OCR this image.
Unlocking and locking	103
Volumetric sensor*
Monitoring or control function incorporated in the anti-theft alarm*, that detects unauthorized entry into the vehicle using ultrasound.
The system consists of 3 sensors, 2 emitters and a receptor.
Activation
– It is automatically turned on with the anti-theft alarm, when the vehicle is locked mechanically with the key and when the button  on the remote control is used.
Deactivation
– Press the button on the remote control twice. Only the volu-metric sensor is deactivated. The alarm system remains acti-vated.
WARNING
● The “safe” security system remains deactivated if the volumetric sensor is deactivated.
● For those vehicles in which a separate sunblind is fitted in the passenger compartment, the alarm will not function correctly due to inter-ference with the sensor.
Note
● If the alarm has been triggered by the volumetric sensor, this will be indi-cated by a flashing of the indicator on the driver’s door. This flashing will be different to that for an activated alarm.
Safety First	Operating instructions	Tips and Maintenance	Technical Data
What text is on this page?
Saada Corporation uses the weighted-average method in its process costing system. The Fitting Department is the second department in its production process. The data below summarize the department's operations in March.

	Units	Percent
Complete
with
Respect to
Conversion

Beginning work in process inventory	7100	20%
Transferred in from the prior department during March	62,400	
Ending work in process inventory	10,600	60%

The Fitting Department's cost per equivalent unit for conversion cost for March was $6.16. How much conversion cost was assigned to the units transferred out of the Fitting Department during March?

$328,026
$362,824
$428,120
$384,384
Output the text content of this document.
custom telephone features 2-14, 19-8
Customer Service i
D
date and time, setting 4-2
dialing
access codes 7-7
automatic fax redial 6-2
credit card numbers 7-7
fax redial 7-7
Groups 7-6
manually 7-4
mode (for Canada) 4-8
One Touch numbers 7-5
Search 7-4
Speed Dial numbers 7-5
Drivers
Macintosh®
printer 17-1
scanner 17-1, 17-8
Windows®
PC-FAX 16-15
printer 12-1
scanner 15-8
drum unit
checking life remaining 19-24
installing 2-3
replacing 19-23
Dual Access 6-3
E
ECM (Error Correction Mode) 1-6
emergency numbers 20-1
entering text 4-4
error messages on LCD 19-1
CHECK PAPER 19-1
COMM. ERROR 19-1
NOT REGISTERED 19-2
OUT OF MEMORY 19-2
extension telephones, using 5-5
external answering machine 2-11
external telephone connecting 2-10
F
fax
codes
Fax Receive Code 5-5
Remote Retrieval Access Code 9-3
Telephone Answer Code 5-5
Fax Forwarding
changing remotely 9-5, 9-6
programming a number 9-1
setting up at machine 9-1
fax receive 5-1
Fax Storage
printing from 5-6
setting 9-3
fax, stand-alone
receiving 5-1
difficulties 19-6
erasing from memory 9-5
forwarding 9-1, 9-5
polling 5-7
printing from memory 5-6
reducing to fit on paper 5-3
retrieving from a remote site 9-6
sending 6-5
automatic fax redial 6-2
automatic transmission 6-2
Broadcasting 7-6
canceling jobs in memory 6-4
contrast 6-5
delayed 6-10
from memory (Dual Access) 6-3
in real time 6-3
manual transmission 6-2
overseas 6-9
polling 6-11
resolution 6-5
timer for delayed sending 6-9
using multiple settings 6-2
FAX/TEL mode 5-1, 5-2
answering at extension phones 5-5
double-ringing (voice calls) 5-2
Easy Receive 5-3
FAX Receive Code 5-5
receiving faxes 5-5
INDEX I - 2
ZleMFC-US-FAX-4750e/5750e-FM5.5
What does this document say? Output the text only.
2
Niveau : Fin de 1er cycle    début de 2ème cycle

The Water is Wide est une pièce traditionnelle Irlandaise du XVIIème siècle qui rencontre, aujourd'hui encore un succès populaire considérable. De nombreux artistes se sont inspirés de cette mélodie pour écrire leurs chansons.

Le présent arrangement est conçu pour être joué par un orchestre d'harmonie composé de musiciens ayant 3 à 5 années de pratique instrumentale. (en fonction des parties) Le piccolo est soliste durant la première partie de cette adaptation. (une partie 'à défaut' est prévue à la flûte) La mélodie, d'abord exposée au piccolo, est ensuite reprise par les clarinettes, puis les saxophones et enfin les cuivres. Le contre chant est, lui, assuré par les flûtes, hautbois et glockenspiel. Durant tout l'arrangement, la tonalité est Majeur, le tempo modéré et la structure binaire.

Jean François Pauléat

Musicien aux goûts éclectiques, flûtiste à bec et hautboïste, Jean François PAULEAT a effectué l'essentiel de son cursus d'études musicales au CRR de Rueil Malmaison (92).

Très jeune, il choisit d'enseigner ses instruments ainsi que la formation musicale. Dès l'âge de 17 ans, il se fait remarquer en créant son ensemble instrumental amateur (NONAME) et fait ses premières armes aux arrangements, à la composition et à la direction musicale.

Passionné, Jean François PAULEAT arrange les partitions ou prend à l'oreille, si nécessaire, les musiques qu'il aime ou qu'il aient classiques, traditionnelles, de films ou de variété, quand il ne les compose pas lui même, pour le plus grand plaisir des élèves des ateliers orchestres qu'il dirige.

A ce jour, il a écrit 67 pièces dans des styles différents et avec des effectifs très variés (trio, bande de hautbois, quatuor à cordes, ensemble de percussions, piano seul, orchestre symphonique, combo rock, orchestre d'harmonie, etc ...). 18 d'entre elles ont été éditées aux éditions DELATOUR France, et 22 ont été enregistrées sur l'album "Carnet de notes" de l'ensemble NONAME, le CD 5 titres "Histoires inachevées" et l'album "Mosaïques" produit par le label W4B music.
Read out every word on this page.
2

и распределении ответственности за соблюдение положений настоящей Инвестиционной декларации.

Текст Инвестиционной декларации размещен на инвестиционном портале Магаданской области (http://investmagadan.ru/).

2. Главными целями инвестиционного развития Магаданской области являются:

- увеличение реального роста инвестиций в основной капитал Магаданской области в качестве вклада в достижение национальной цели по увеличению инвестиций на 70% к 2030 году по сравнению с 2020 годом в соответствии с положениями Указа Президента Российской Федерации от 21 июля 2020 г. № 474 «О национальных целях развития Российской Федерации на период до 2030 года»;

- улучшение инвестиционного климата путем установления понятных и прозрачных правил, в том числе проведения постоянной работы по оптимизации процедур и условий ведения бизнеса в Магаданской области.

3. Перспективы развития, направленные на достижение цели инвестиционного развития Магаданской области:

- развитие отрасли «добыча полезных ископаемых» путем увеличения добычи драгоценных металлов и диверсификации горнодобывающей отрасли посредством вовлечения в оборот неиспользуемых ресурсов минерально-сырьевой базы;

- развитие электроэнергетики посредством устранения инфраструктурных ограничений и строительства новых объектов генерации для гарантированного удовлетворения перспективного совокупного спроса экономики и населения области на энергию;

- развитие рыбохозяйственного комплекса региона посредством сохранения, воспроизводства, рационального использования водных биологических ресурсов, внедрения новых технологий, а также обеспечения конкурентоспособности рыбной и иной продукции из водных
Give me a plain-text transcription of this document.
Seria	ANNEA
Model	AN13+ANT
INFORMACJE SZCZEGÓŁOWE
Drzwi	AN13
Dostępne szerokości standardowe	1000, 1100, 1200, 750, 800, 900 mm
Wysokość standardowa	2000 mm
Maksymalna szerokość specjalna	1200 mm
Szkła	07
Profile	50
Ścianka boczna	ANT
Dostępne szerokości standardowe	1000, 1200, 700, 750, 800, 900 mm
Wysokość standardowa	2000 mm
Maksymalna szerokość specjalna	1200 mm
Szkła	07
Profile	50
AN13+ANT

▶ EXERCISE OBJECTIVE
Copy all lines from the listing that contain "ресурсов".

▶ OUTPUT OF THE TASK
- развитие отрасли «добыча полезных ископаемых» путем увеличения добычи драгоценных металлов и диверсификации горнодобывающей отрасли посредством вовлечения в оборот неиспользуемых ресурсов минерально-сырьевой базы;
- развитие рыбохозяйственного комплекса региона посредством сохранения, воспроизводства, рационального использования водных биологических ресурсов, внедрения новых технологий, а также обеспечения конкурентоспособности рыбной и иной продукции из водных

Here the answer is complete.